= Stated problem =
Pick out all lines in the listing holding the string "term" and copy them.

[Raw records]

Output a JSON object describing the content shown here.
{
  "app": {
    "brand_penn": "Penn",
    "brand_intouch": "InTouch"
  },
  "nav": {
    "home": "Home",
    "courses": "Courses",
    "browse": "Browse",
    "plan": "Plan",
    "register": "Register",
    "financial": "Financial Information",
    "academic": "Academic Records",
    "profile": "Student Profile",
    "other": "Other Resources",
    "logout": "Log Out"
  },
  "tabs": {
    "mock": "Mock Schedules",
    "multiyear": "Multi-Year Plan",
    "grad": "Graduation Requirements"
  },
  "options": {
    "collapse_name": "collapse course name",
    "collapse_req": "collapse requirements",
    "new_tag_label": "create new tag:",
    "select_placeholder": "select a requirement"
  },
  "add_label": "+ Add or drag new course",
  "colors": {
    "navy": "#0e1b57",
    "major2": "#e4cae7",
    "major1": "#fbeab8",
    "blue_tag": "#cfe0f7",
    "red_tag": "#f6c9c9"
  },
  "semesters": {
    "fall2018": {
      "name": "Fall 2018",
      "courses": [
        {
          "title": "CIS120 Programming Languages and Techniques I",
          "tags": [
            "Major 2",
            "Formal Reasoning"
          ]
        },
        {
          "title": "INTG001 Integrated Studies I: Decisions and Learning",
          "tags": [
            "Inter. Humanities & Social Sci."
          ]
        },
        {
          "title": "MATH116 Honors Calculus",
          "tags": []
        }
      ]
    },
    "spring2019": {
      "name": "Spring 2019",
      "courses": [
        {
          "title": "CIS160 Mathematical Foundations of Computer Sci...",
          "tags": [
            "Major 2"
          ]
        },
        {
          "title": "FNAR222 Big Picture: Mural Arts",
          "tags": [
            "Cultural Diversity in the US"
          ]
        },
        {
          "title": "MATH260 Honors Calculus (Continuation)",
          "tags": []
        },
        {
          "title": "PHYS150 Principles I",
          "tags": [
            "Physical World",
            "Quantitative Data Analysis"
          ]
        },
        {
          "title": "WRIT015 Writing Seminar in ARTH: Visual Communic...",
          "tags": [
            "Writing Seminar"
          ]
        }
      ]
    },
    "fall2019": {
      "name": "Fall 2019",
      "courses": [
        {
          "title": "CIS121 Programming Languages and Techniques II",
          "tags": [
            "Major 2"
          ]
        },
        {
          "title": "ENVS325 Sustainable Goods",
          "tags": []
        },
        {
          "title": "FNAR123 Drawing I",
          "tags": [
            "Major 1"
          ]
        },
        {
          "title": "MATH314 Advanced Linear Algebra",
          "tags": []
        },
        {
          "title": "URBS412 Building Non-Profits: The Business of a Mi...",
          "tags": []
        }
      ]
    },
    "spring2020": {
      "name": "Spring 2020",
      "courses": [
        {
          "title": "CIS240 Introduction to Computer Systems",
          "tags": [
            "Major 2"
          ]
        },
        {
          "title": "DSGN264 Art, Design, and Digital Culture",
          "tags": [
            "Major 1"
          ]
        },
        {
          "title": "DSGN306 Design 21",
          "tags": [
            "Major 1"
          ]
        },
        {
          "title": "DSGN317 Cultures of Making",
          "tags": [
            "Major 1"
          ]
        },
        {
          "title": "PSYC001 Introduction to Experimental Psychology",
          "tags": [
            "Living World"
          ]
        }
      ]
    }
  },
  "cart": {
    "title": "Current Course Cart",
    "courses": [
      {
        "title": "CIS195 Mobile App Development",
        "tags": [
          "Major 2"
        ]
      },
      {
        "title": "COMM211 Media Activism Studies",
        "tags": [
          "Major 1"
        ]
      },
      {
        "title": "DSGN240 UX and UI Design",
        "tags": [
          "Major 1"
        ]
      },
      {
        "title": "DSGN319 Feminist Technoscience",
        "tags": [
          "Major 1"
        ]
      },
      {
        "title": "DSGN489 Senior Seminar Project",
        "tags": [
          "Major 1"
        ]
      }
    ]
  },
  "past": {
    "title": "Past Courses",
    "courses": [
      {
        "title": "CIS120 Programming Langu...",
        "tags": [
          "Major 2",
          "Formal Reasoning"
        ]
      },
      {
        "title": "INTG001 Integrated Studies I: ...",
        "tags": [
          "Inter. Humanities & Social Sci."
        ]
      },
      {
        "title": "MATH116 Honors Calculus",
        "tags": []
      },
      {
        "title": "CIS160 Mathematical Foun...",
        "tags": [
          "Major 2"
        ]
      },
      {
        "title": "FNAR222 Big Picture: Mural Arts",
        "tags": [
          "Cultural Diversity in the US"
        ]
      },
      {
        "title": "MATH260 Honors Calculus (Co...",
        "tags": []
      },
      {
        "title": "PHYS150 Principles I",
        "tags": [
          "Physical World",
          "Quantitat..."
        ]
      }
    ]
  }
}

==

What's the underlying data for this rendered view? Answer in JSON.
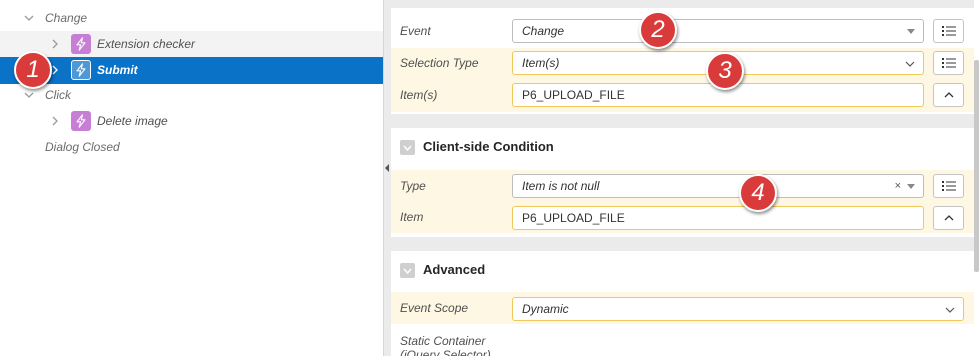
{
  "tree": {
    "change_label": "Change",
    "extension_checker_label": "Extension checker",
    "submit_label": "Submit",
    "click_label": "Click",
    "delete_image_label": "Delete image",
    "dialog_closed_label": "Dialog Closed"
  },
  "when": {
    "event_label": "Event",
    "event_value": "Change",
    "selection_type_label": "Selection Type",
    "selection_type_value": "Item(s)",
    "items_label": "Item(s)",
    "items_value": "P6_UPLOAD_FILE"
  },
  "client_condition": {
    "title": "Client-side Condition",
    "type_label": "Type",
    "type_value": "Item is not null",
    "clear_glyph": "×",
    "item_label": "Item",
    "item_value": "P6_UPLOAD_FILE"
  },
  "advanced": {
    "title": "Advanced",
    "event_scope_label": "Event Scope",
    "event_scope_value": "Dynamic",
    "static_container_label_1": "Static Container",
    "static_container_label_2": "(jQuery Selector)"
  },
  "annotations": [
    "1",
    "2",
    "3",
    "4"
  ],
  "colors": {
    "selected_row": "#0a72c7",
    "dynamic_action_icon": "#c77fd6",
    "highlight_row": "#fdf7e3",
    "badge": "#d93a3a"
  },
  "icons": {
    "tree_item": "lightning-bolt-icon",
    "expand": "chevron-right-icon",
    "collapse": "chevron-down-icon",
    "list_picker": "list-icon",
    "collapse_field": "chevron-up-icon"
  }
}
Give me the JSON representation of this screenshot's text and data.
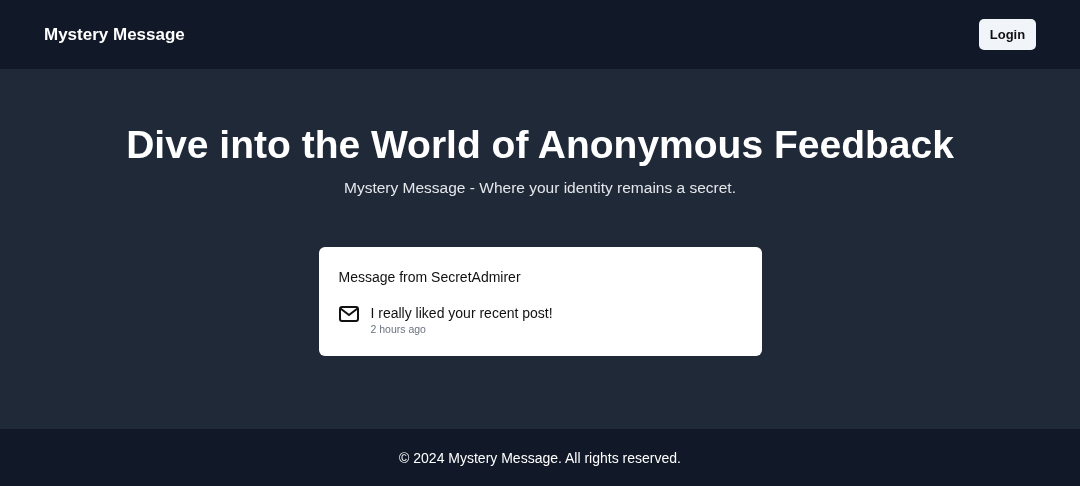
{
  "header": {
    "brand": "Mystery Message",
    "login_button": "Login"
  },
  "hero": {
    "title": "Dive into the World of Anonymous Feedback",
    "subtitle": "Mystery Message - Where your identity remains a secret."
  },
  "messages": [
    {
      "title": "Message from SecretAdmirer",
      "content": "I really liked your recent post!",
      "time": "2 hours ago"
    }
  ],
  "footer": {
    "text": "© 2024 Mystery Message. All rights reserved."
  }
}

* * *

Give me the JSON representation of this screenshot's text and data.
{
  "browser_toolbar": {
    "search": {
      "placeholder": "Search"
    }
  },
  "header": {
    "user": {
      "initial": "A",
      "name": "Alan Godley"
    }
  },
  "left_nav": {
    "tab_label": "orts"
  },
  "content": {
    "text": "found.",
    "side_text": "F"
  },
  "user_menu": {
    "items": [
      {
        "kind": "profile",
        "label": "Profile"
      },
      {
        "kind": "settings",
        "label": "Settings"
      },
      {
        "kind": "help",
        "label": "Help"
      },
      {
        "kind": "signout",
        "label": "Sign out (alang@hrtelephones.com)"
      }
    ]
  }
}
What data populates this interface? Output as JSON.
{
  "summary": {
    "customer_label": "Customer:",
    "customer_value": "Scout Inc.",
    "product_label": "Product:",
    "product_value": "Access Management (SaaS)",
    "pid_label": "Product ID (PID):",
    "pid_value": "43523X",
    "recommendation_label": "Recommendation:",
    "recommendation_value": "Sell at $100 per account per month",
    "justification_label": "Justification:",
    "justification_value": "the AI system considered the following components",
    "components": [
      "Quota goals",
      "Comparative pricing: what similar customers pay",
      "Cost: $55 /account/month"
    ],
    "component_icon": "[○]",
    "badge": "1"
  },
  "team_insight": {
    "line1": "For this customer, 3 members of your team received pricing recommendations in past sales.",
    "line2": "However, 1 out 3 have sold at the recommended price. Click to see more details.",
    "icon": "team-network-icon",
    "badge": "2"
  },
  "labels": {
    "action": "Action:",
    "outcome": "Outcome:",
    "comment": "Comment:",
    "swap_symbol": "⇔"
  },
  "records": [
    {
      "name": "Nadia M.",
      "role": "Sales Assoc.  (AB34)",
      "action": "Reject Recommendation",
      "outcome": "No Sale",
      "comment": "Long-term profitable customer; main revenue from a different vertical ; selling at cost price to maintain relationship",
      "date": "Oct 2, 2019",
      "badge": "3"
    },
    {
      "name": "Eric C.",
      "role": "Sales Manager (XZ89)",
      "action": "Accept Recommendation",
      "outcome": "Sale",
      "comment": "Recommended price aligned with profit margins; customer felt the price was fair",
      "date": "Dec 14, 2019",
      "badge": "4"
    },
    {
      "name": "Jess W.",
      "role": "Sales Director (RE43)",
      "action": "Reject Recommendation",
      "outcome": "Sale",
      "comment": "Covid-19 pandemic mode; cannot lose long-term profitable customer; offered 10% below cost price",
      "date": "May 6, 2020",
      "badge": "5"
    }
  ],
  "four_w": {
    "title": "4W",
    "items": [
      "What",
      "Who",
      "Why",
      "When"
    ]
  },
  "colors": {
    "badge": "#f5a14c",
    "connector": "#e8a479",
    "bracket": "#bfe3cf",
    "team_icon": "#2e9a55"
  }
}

= Reply to the task =
      "comment": "Long-term profitable customer; main revenue from a different vertical ; selling at cost price to maintain relationship",
      "comment": "Covid-19 pandemic mode; cannot lose long-term profitable customer; offered 10% below cost price",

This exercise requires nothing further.